SET PROBLEM
Count every line that has the word "attractive" in it; give no more than the number.

### GIVEN DATA

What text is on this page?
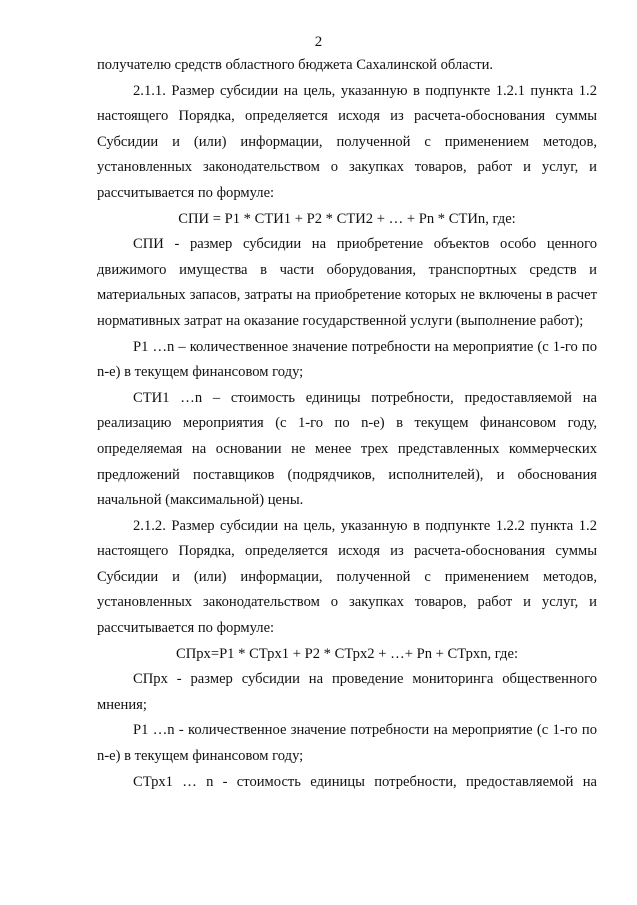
2

получателю средств областного бюджета Сахалинской области.

2.1.1. Размер субсидии на цель, указанную в подпункте 1.2.1 пункта 1.2 настоящего Порядка, определяется исходя из расчета-обоснования суммы Субсидии и (или) информации, полученной с применением методов, установленных законодательством о закупках товаров, работ и услуг, и рассчитывается по формуле:

СПИ = Р1 * СТИ1 + Р2 * СТИ2 + … + Рn * СТИn, где:

СПИ - размер субсидии на приобретение объектов особо ценного движимого имущества в части оборудования, транспортных средств и материальных запасов, затраты на приобретение которых не включены в расчет нормативных затрат на оказание государственной услуги (выполнение работ);

Р1 …n – количественное значение потребности на мероприятие (с 1-го по n-е) в текущем финансовом году;

СТИ1 …n – стоимость единицы потребности, предоставляемой на реализацию мероприятия (с 1-го по n-е) в текущем финансовом году, определяемая на основании не менее трех представленных коммерческих предложений поставщиков (подрядчиков, исполнителей), и обоснования начальной (максимальной) цены.

2.1.2. Размер субсидии на цель, указанную в подпункте 1.2.2 пункта 1.2 настоящего Порядка, определяется исходя из расчета-обоснования суммы Субсидии и (или) информации, полученной с применением методов, установленных законодательством о закупках товаров, работ и услуг, и рассчитывается по формуле:

СПрх=Р1 * СТрх1 + Р2 * СТрх2 + …+ Рn + СТрхn, где:

СПрх - размер субсидии на проведение мониторинга общественного мнения;

Р1 …n - количественное значение потребности на мероприятие (с 1-го по n-е) в текущем финансовом году;

СТрх1 … n - стоимость единицы потребности, предоставляемой на
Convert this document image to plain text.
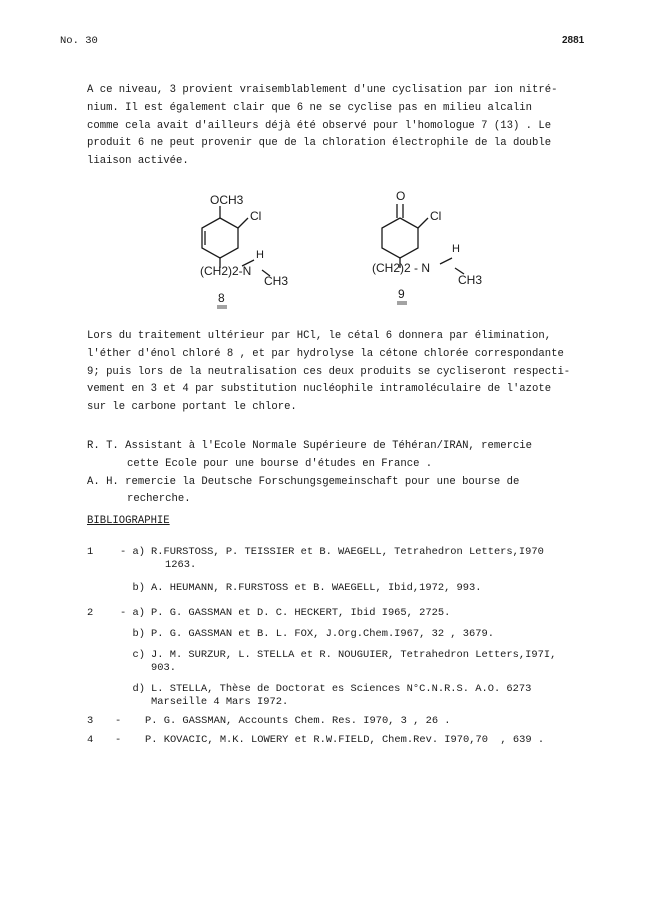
No. 30	2881
A ce niveau, 3 provient vraisemblablement d'une cyclisation par ion nitré-
nium. Il est également clair que 6 ne se cyclise pas en milieu alcalin
comme cela avait d'ailleurs déjà été observé pour l'homologue 7 (13) . Le
produit 6 ne peut provenir que de la chloration électrophile de la double
liaison activée.
OCH3
Cl
H
(CH2)2-N
CH3
8
O
Cl
H
(CH2)2 - N
CH3
9
Lors du traitement ultérieur par HCl, le cétal 6 donnera par élimination,
l'éther d'énol chloré 8 , et par hydrolyse la cétone chlorée correspondante
9; puis lors de la neutralisation ces deux produits se cycliseront respecti-
vement en 3 et 4 par substitution nucléophile intramoléculaire de l'azote
sur le carbone portant le chlore.
R. T. Assistant à l'Ecole Normale Supérieure de Téhéran/IRAN, remercie
cette Ecole pour une bourse d'études en France .
A. H. remercie la Deutsche Forschungsgemeinschaft pour une bourse de
recherche.
BIBLIOGRAPHIE
1	- a) R.FURSTOSS, P. TEISSIER et B. WAEGELL, Tetrahedron Letters,I970
1263.
b) A. HEUMANN, R.FURSTOSS et B. WAEGELL, Ibid,1972, 993.
2	- a) P. G. GASSMAN et D. C. HECKERT, Ibid I965, 2725.
b) P. G. GASSMAN et B. L. FOX, J.Org.Chem.I967, 32 , 3679.
c) J. M. SURZUR, L. STELLA et R. NOUGUIER, Tetrahedron Letters,I97I,
903.
d) L. STELLA, Thèse de Doctorat es Sciences N°C.N.R.S. A.O. 6273
Marseille 4 Mars I972.
3	-	P. G. GASSMAN, Accounts Chem. Res. I970, 3 , 26 .
4	-	P. KOVACIC, M.K. LOWERY et R.W.FIELD, Chem.Rev. I970,70  , 639 .
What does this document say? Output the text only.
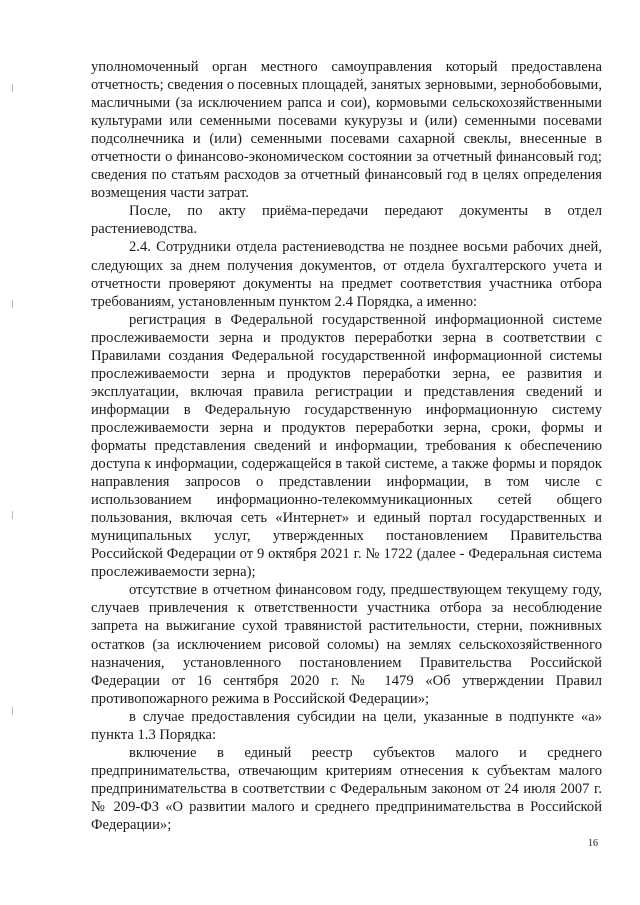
уполномоченный орган местного самоуправления который предоставлена отчетность; сведения о посевных площадей, занятых зерновыми, зернобобовыми, масличными (за исключением рапса и сои), кормовыми сельскохозяйственными культурами или семенными посевами кукурузы и (или) семенными посевами подсолнечника и (или) семенными посевами сахарной свеклы, внесенные в отчетности о финансово-экономическом состоянии за отчетный финансовый год; сведения по статьям расходов за отчетный финансовый год в целях определения возмещения части затрат.

После, по акту приёма-передачи передают документы в отдел растениеводства.

2.4. Сотрудники отдела растениеводства не позднее восьми рабочих дней, следующих за днем получения документов, от отдела бухгалтерского учета и отчетности проверяют документы на предмет соответствия участника отбора требованиям, установленным пунктом 2.4 Порядка, а именно:

регистрация в Федеральной государственной информационной системе прослеживаемости зерна и продуктов переработки зерна в соответствии с Правилами создания Федеральной государственной информационной системы прослеживаемости зерна и продуктов переработки зерна, ее развития и эксплуатации, включая правила регистрации и представления сведений и информации в Федеральную государственную информационную систему прослеживаемости зерна и продуктов переработки зерна, сроки, формы и форматы представления сведений и информации, требования к обеспечению доступа к информации, содержащейся в такой системе, а также формы и порядок направления запросов о представлении информации, в том числе с использованием информационно-телекоммуникационных сетей общего пользования, включая сеть «Интернет» и единый портал государственных и муниципальных услуг, утвержденных постановлением Правительства Российской Федерации от 9 октября 2021 г. № 1722 (далее - Федеральная система прослеживаемости зерна);

отсутствие в отчетном финансовом году, предшествующем текущему году, случаев привлечения к ответственности участника отбора за несоблюдение запрета на выжигание сухой травянистой растительности, стерни, пожнивных остатков (за исключением рисовой соломы) на землях сельскохозяйственного назначения, установленного постановлением Правительства Российской Федерации от 16 сентября 2020 г. № 1479 «Об утверждении Правил противопожарного режима в Российской Федерации»;

в случае предоставления субсидии на цели, указанные в подпункте «а» пункта 1.3 Порядка:

включение в единый реестр субъектов малого и среднего предпринимательства, отвечающим критериям отнесения к субъектам малого предпринимательства в соответствии с Федеральным законом от 24 июля 2007 г. № 209-ФЗ «О развитии малого и среднего предпринимательства в Российской Федерации»;

16
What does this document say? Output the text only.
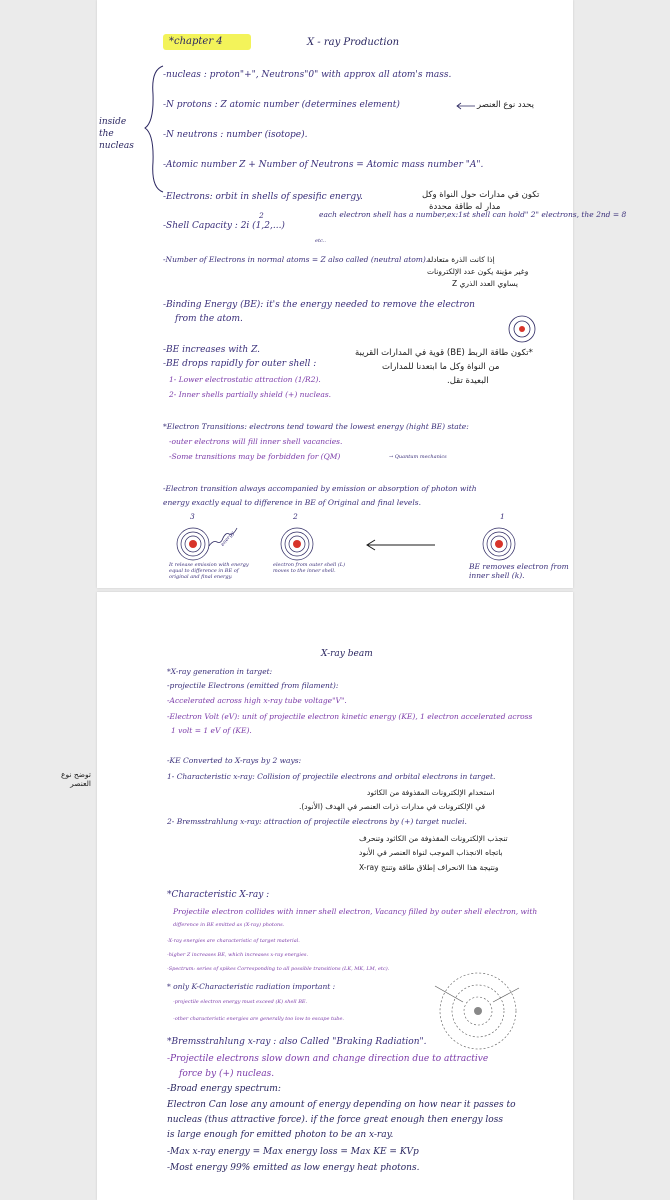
*chapter 4	X - ray Production
inside
the
nucleas
-nucleas : proton"+", Neutrons"0" with approx all atom's mass.
-N protons : Z atomic number (determines element)	يحدد نوع العنصر
-N neutrons : number (isotope).
-Atomic number Z + Number of Neutrons = Atomic mass number "A".
-Electrons: orbit in shells of spesific energy.	تكون في مدارات حول النواة وكل
مدار له طاقة محددة
-Shell Capacity : 2i (1,2,...)
2	each electron shell has a number,ex:1st shell can hold" 2" electrons, the 2nd = 8
etc..
-Number of Electrons in normal atoms = Z also called (neutral atom).
إذا كانت الذرة متعادلة
وغير مؤينة يكون عدد الإلكترونات
يساوي العدد الذري Z
-Binding Energy (BE): it's the energy needed to remove the electron
from the atom.
-BE increases with Z.
-BE drops rapidly for outer shell :
1- Lower electrostatic attraction (1/R2).
2- Inner shells partially shield (+) nucleas.
*تكون طاقة الربط (BE) قوية في المدارات القريبة
من النواة وكل ما ابتعدنا للمدارات
البعيدة تقل.
*Electron Transitions: electrons tend toward the lowest energy (hight BE) state:
-outer electrons will fill inner shell vacancies.
-Some transitions may be forbidden for (QM)	→ Quantum mechanics
-Electron transition always accompanied by emission or absorption of photon with
energy exactly equal to difference in BE of Original and final levels.
3	2	1
energy
It release emission with energy
equal to difference in BE of
original and final energy.
electron from outer shell (L)
moves to the inner shell.	BE removes electron from
inner shell (k).
X-ray beam
*X-ray generation in target:
-projectile Electrons (emitted from filament):
-Accelerated across high x-ray tube voltage"V".
-Electron Volt (eV): unit of projectile electron kinetic energy (KE), 1 electron accelerated across
1 volt = 1 eV of (KE).
-KE Converted to X-rays by 2 ways:
توضح نوع
العنصر
1- Characteristic x-ray: Collision of projectile electrons and orbital electrons in target.
استخدام الإلكترونات المقذوفة من الكاثود
في الإلكترونات في مدارات ذرات العنصر في الهدف (الأنود).
2- Bremsstrahlung x-ray: attraction of projectile electrons by (+) target nuclei.
تنجذب الإلكترونات المقذوفة من الكاثود وتنحرف
باتجاه الانجذاب الموجب لنواة العنصر في الأنود
ونتيجة هذا الانحراف إطلاق طاقة وتنتج X-ray
*Characteristic X-ray :
Projectile electron collides with inner shell electron, Vacancy filled by outer shell electron, with
difference in BE emitted as (X-ray) photons.
-X-ray energies are characteristic of target material.
-higher Z increases BE, which increases x-ray energies.
-Spectrum: series of spikes Corresponding to all possible transitions (LK, MK, LM, etc).
* only K-Characteristic radiation important :
-projectile electron energy must exceed (K) shell BE.
-other characteristic energies are generally too low to escape tube.
*Bremsstrahlung x-ray : also Called "Braking Radiation".
-Projectile electrons slow down and change direction due to attractive
force by (+) nucleas.
-Broad energy spectrum:
Electron Can lose any amount of energy depending on how near it passes to
nucleas (thus attractive force). if the force great enough then energy loss
is large enough for emitted photon to be an x-ray.
-Max x-ray energy = Max energy loss = Max KE = KVp
-Most energy 99% emitted as low energy heat photons.
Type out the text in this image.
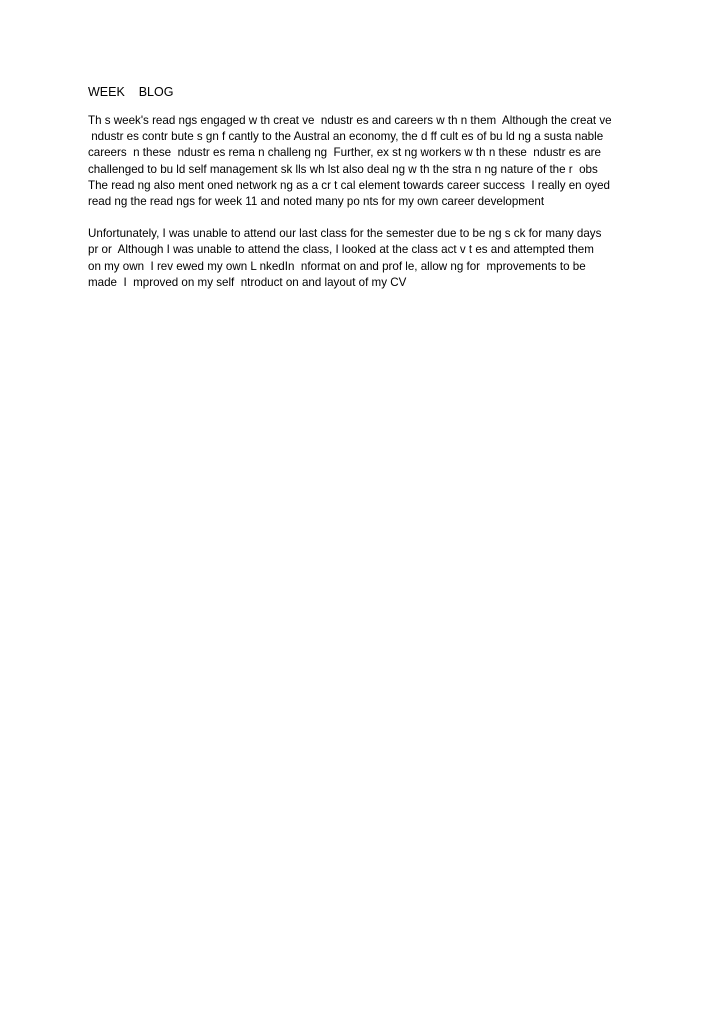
WEEK    BLOG

Th s week's read ngs engaged w th creat ve  ndustr es and careers w th n them  Although the creat ve
ndustr es contr bute s gn f cantly to the Austral an economy, the d ff cult es of bu ld ng a susta nable
careers  n these  ndustr es rema n challeng ng  Further, ex st ng workers w th n these  ndustr es are
challenged to bu ld self management sk lls wh lst also deal ng w th the stra n ng nature of the r  obs
The read ng also ment oned network ng as a cr t cal element towards career success  I really en oyed
read ng the read ngs for week 11 and noted many po nts for my own career development

Unfortunately, I was unable to attend our last class for the semester due to be ng s ck for many days
pr or  Although I was unable to attend the class, I looked at the class act v t es and attempted them
on my own  I rev ewed my own L nkedIn  nformat on and prof le, allow ng for  mprovements to be
made  I  mproved on my self  ntroduct on and layout of my CV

######

ANSWER BELOW
2